| Task statement |
Would you copy out every line of the listing below, character for character?

Rows from a layout dataset
● ● ●

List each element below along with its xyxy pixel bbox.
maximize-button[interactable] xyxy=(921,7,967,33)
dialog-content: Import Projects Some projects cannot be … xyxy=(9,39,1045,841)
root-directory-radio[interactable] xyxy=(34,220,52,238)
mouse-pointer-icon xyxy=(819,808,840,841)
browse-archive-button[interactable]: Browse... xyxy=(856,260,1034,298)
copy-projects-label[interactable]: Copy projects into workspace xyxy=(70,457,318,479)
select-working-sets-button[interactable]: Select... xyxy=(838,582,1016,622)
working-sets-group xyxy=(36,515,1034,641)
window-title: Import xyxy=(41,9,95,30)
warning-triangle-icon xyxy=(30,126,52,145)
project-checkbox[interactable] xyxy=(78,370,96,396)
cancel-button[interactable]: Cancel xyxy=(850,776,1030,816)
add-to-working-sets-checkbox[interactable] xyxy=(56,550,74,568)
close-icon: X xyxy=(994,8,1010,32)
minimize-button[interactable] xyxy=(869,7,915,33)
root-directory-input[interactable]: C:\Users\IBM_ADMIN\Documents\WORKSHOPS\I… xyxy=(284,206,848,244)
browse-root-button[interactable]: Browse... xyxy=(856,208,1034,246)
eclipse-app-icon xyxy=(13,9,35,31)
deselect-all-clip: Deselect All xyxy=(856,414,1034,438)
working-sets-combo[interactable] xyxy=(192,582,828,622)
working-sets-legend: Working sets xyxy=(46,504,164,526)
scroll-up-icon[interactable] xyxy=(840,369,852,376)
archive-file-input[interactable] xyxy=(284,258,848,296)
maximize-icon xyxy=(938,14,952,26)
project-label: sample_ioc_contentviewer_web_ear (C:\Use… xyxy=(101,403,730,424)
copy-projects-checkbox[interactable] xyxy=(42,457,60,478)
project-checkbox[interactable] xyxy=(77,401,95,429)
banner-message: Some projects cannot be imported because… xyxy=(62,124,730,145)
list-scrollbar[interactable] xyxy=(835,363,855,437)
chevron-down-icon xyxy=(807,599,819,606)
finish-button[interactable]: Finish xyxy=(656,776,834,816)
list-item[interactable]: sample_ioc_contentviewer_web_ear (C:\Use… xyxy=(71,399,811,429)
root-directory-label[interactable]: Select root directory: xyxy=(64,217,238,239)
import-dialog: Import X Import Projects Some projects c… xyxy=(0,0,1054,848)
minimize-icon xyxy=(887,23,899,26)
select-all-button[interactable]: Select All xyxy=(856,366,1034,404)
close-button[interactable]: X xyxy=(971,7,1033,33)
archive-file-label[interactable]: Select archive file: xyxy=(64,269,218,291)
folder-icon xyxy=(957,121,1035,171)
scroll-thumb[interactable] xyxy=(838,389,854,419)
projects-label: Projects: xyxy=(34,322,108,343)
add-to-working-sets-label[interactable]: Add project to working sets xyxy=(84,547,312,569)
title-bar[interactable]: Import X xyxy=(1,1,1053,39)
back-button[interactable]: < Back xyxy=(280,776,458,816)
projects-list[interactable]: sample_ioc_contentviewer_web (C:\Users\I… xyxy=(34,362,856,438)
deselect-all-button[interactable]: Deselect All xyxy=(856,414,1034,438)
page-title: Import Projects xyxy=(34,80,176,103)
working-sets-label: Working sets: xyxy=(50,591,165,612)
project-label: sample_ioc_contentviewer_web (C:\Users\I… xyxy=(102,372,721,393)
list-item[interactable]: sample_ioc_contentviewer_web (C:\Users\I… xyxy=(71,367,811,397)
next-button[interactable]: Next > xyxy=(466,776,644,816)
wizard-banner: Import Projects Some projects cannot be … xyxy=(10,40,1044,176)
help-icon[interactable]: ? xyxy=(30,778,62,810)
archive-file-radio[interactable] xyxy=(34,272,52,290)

● ● ●

| Response |
List each element below along with its xyxy pixel bbox.
maximize-button[interactable] xyxy=(921,7,967,33)
dialog-content: Import Projects Some projects cannot be … xyxy=(9,39,1045,841)
root-directory-radio[interactable] xyxy=(34,220,52,238)
mouse-pointer-icon xyxy=(819,808,840,841)
browse-archive-button[interactable]: Browse... xyxy=(856,260,1034,298)
copy-projects-label[interactable]: Copy projects into workspace xyxy=(70,457,318,479)
select-working-sets-button[interactable]: Select... xyxy=(838,582,1016,622)
working-sets-group xyxy=(36,515,1034,641)
window-title: Import xyxy=(41,9,95,30)
warning-triangle-icon xyxy=(30,126,52,145)
project-checkbox[interactable] xyxy=(78,370,96,396)
cancel-button[interactable]: Cancel xyxy=(850,776,1030,816)
add-to-working-sets-checkbox[interactable] xyxy=(56,550,74,568)
close-icon: X xyxy=(994,8,1010,32)
minimize-button[interactable] xyxy=(869,7,915,33)
root-directory-input[interactable]: C:\Users\IBM_ADMIN\Documents\WORKSHOPS\I… xyxy=(284,206,848,244)
browse-root-button[interactable]: Browse... xyxy=(856,208,1034,246)
eclipse-app-icon xyxy=(13,9,35,31)
deselect-all-clip: Deselect All xyxy=(856,414,1034,438)
working-sets-combo[interactable] xyxy=(192,582,828,622)
working-sets-legend: Working sets xyxy=(46,504,164,526)
scroll-up-icon[interactable] xyxy=(840,369,852,376)
archive-file-input[interactable] xyxy=(284,258,848,296)
maximize-icon xyxy=(938,14,952,26)
project-label: sample_ioc_contentviewer_web_ear (C:\Use… xyxy=(101,403,730,424)
copy-projects-checkbox[interactable] xyxy=(42,457,60,478)
project-checkbox[interactable] xyxy=(77,401,95,429)
banner-message: Some projects cannot be imported because… xyxy=(62,124,730,145)
list-scrollbar[interactable] xyxy=(835,363,855,437)
chevron-down-icon xyxy=(807,599,819,606)
finish-button[interactable]: Finish xyxy=(656,776,834,816)
list-item[interactable]: sample_ioc_contentviewer_web_ear (C:\Use… xyxy=(71,399,811,429)
root-directory-label[interactable]: Select root directory: xyxy=(64,217,238,239)
import-dialog: Import X Import Projects Some projects c… xyxy=(0,0,1054,848)
minimize-icon xyxy=(887,23,899,26)
select-all-button[interactable]: Select All xyxy=(856,366,1034,404)
close-button[interactable]: X xyxy=(971,7,1033,33)
archive-file-label[interactable]: Select archive file: xyxy=(64,269,218,291)
folder-icon xyxy=(957,121,1035,171)
scroll-thumb[interactable] xyxy=(838,389,854,419)
projects-label: Projects: xyxy=(34,322,108,343)
add-to-working-sets-label[interactable]: Add project to working sets xyxy=(84,547,312,569)
title-bar[interactable]: Import X xyxy=(1,1,1053,39)
back-button[interactable]: < Back xyxy=(280,776,458,816)
projects-list[interactable]: sample_ioc_contentviewer_web (C:\Users\I… xyxy=(34,362,856,438)
deselect-all-button[interactable]: Deselect All xyxy=(856,414,1034,438)
page-title: Import Projects xyxy=(34,80,176,103)
working-sets-label: Working sets: xyxy=(50,591,165,612)
project-label: sample_ioc_contentviewer_web (C:\Users\I… xyxy=(102,372,721,393)
list-item[interactable]: sample_ioc_contentviewer_web (C:\Users\I… xyxy=(71,367,811,397)
next-button[interactable]: Next > xyxy=(466,776,644,816)
wizard-banner: Import Projects Some projects cannot be … xyxy=(10,40,1044,176)
help-icon[interactable]: ? xyxy=(30,778,62,810)
archive-file-radio[interactable] xyxy=(34,272,52,290)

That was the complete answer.